» **WHAT THE TASK REQUIRES**: Every line from the one with "Convert this document image to plain text." through the final line must be written out exactly, and no other line; omit the pictures.

**** EXERCISE INPUTS

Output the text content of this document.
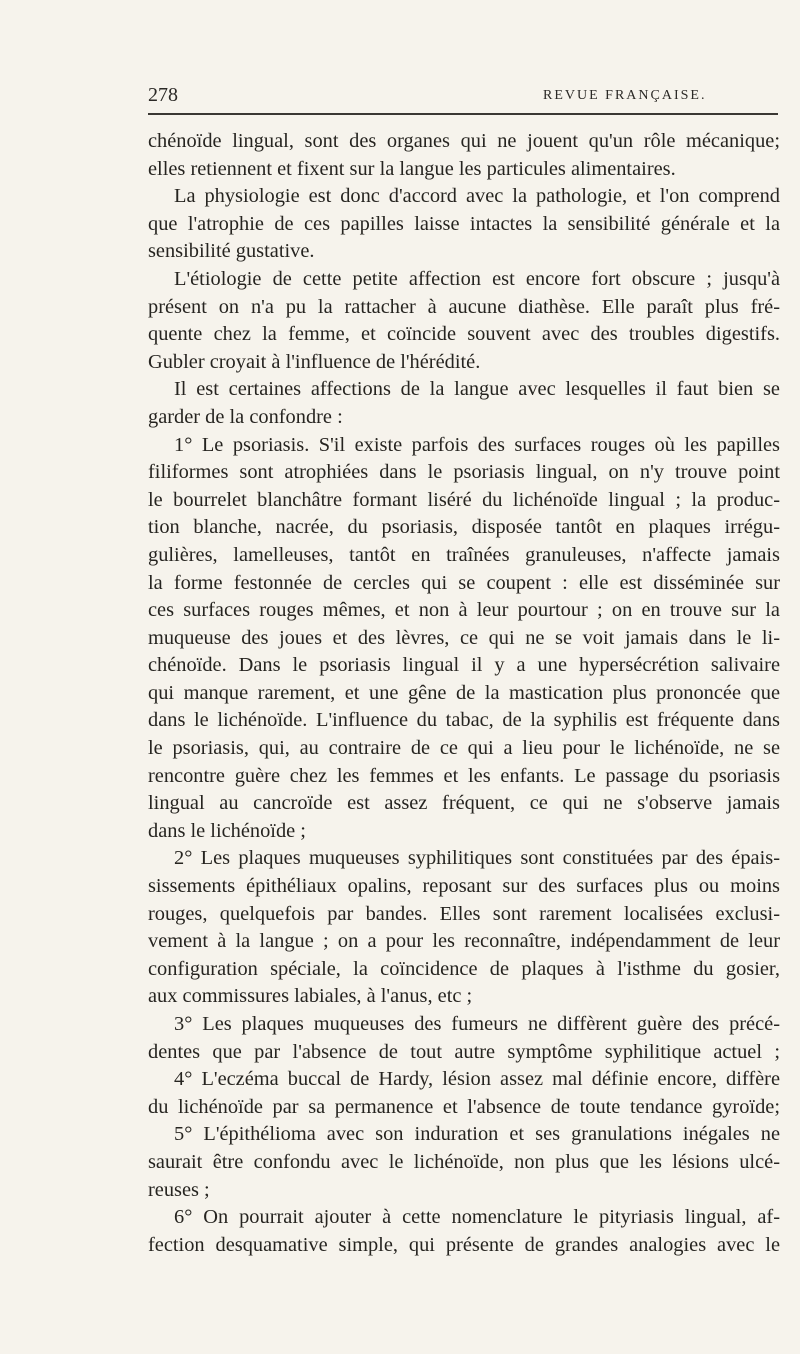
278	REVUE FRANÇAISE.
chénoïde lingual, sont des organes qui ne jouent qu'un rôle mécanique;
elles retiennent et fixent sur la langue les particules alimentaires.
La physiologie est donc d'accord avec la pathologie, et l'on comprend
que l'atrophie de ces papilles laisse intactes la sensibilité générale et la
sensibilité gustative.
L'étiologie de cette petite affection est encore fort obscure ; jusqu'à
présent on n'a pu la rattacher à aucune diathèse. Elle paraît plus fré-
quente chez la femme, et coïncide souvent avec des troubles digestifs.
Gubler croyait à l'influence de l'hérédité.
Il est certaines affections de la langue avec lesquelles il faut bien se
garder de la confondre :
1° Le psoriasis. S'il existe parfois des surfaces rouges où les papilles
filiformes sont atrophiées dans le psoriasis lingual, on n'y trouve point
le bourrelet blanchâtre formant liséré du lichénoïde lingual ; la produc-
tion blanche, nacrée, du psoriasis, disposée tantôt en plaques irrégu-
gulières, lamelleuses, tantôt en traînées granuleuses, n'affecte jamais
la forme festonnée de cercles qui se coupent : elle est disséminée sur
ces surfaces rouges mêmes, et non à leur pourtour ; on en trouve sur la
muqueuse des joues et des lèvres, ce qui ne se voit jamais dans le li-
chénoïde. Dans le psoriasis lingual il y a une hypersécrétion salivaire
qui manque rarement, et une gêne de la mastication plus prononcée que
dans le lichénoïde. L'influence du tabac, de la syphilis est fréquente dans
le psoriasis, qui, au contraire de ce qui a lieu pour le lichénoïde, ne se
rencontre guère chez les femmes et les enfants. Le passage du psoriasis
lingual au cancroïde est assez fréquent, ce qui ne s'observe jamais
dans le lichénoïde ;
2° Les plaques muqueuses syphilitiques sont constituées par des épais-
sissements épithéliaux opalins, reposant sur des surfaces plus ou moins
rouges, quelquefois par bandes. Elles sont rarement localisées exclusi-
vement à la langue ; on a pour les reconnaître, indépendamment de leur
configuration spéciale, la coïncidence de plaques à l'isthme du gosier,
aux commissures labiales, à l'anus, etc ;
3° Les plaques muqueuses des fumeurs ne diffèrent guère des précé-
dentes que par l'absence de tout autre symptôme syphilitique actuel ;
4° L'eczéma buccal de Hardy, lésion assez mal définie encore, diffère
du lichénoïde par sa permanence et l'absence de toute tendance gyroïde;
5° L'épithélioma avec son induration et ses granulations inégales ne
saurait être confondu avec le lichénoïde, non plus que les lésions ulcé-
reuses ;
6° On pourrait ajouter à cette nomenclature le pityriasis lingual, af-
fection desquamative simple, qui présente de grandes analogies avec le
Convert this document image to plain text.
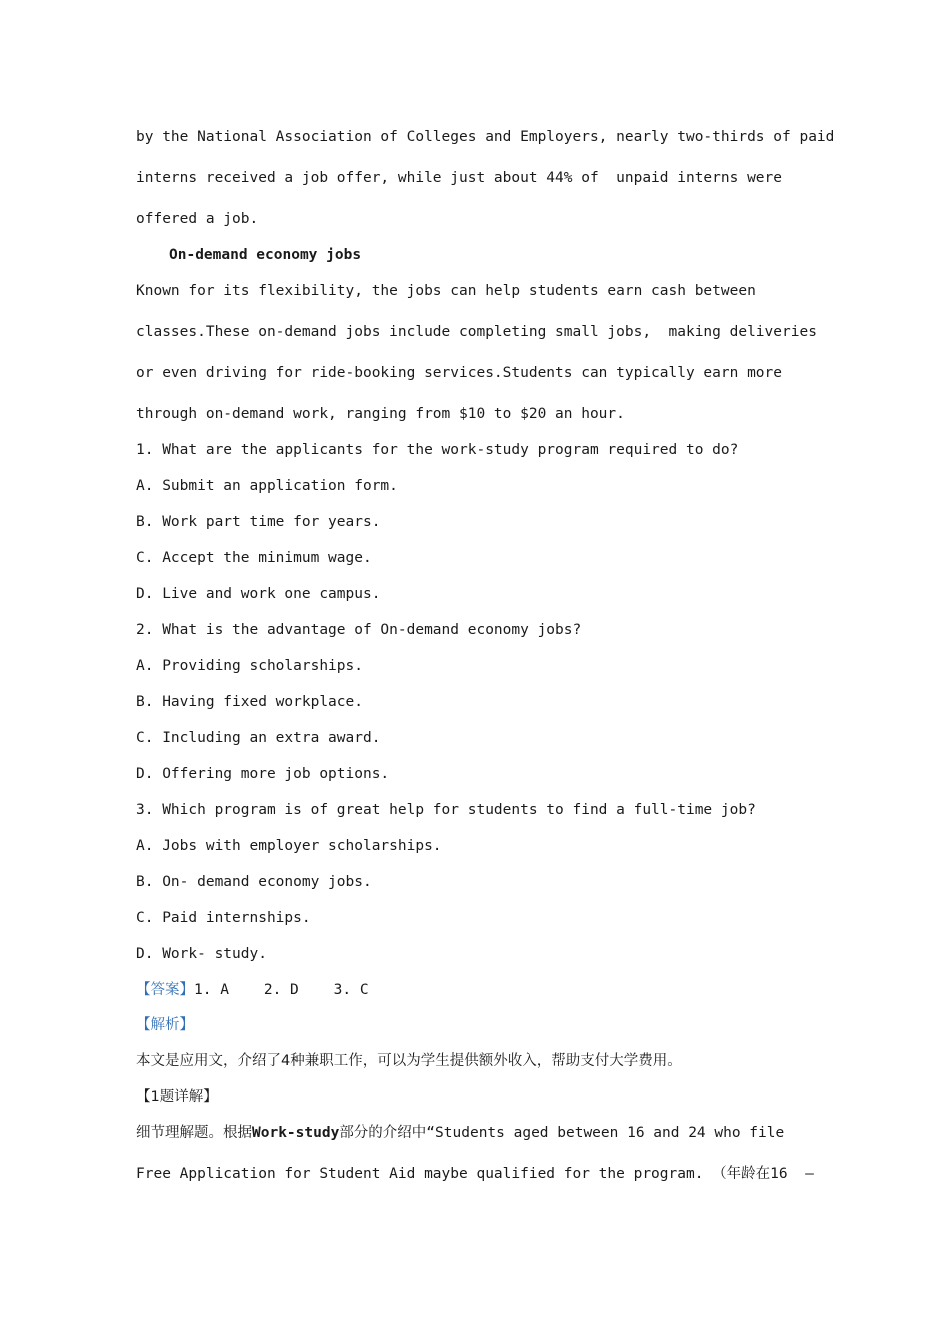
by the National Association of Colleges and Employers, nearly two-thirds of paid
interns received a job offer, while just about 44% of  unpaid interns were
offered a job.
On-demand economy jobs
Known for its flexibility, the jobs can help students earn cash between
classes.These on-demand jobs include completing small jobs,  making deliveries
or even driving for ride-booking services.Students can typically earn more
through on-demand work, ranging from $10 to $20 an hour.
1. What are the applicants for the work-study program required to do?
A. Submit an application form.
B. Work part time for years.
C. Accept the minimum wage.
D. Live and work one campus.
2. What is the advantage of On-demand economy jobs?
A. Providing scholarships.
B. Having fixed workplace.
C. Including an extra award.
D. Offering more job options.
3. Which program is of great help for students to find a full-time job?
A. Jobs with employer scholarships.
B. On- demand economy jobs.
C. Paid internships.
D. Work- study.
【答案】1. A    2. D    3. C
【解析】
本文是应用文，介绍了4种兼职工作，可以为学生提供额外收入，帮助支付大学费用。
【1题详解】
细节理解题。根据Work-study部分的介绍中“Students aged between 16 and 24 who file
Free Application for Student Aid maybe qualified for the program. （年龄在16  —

********

» **RESPONSE**:
Convert this document image to plain text.
by the National Association of Colleges and Employers, nearly two-thirds of paid
interns received a job offer, while just about 44% of  unpaid interns were
offered a job.
On-demand economy jobs
Known for its flexibility, the jobs can help students earn cash between
classes.These on-demand jobs include completing small jobs,  making deliveries
or even driving for ride-booking services.Students can typically earn more
through on-demand work, ranging from $10 to $20 an hour.
1. What are the applicants for the work-study program required to do?
A. Submit an application form.
B. Work part time for years.
C. Accept the minimum wage.
D. Live and work one campus.
2. What is the advantage of On-demand economy jobs?
A. Providing scholarships.
B. Having fixed workplace.
C. Including an extra award.
D. Offering more job options.
3. Which program is of great help for students to find a full-time job?
A. Jobs with employer scholarships.
B. On- demand economy jobs.
C. Paid internships.
D. Work- study.
【答案】1. A    2. D    3. C
【解析】
本文是应用文，介绍了4种兼职工作，可以为学生提供额外收入，帮助支付大学费用。
【1题详解】
细节理解题。根据Work-study部分的介绍中“Students aged between 16 and 24 who file
Free Application for Student Aid maybe qualified for the program. （年龄在16  —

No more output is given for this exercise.